Task objective:
Only the lines holding the string "dealer" are needed. Copy each one.

(Saved entries)

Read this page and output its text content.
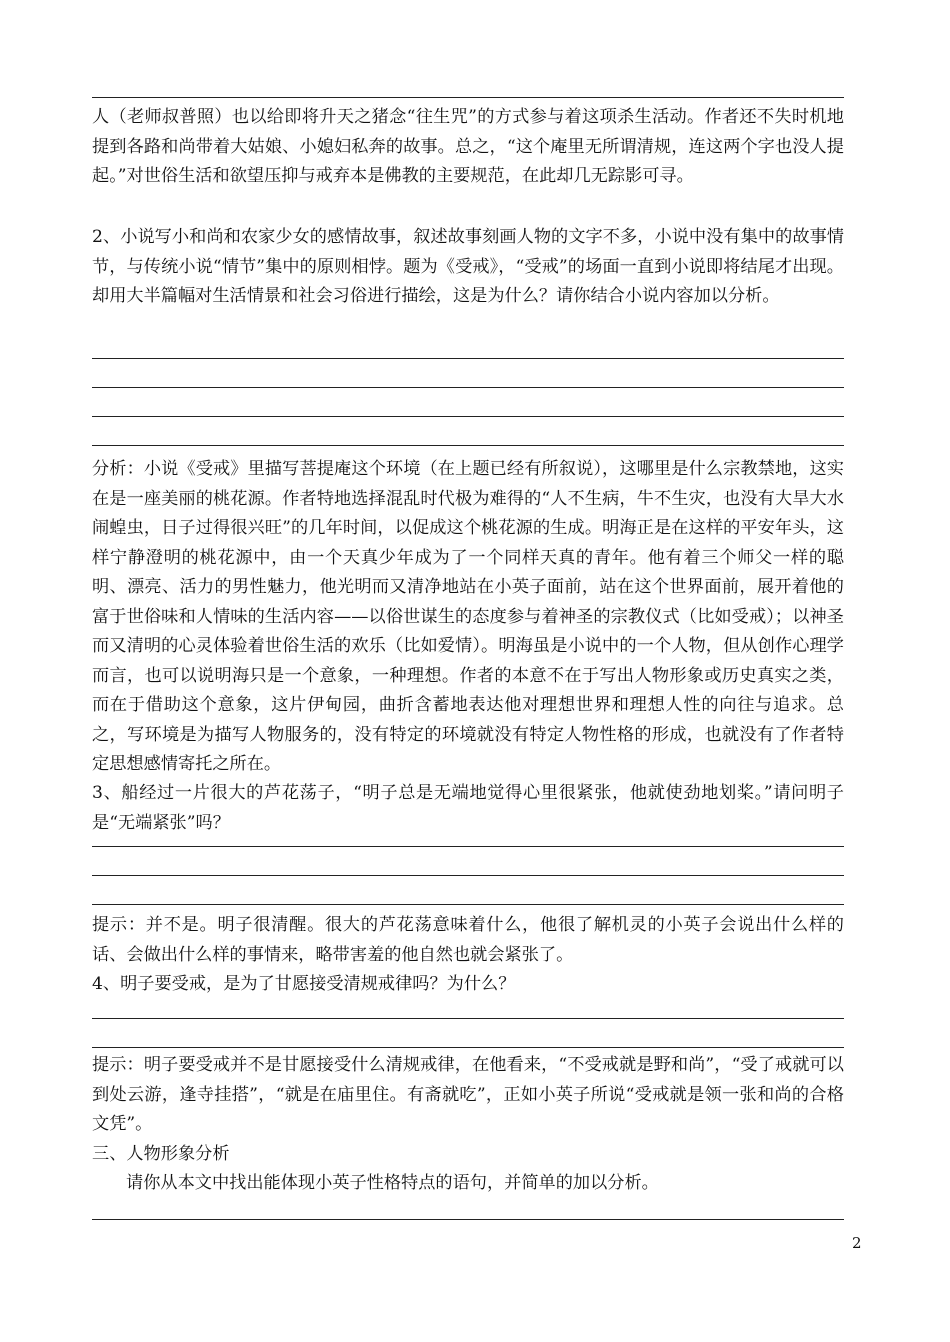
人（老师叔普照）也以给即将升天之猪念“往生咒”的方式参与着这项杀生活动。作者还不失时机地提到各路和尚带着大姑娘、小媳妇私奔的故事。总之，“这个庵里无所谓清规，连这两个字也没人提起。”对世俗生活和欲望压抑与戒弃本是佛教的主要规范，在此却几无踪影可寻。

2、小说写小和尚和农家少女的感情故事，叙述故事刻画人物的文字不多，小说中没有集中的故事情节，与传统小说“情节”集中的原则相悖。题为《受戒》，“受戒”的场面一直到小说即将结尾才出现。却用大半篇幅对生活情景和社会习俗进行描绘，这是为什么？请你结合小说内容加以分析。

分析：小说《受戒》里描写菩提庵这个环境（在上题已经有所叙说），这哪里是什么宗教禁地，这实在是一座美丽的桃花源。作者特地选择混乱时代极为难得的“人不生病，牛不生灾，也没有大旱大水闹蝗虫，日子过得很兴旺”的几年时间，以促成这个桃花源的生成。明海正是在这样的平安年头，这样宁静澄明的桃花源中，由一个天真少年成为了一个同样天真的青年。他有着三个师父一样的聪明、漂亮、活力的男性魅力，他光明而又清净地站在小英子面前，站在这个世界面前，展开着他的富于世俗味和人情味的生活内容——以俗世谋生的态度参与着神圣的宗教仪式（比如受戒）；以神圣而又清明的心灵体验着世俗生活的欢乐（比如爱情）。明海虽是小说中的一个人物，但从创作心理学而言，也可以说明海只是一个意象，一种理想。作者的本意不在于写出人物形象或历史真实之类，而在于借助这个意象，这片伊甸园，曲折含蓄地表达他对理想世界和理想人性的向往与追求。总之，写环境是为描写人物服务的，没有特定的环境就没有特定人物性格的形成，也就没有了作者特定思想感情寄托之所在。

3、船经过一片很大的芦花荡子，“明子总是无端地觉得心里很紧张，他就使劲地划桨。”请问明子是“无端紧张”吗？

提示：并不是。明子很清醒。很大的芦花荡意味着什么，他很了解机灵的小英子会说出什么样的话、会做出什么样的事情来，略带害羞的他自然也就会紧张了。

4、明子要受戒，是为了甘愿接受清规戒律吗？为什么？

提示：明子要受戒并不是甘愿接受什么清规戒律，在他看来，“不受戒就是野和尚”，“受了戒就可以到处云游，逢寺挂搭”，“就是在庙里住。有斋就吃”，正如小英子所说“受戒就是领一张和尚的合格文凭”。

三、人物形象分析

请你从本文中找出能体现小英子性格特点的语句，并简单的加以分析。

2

* * *

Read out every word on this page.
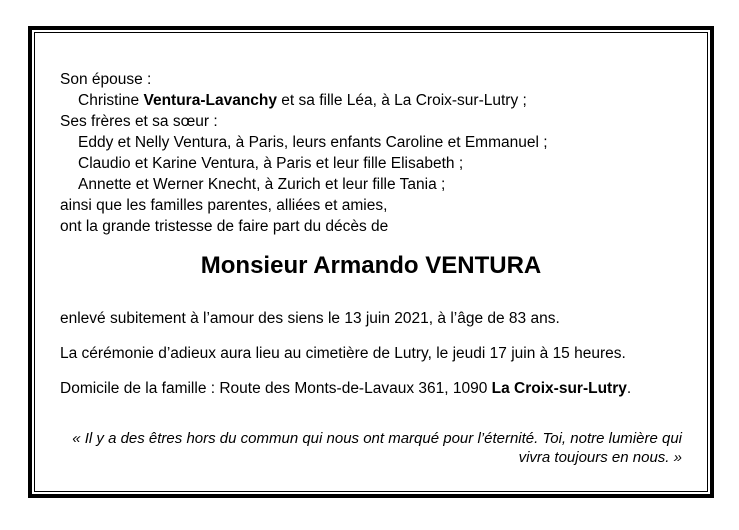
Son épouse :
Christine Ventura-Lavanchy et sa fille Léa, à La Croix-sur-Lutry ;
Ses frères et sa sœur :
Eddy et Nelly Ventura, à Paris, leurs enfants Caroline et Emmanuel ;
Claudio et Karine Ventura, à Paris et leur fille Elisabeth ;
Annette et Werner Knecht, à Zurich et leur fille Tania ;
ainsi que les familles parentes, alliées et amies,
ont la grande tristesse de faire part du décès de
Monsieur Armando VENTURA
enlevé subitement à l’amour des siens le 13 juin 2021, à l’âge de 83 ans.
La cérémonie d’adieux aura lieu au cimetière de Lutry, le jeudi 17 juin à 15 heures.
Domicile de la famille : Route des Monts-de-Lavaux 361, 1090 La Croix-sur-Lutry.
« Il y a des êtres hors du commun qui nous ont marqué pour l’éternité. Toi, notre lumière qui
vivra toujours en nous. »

...

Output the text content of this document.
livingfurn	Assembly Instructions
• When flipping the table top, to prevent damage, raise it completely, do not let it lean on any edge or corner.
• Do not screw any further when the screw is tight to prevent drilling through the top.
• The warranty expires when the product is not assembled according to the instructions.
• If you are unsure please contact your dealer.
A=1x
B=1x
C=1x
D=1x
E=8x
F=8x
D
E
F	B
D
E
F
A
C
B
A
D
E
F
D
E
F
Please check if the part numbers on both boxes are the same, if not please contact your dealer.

Written response:
• If you are unsure please contact your dealer.
Please check if the part numbers on both boxes are the same, if not please contact your dealer.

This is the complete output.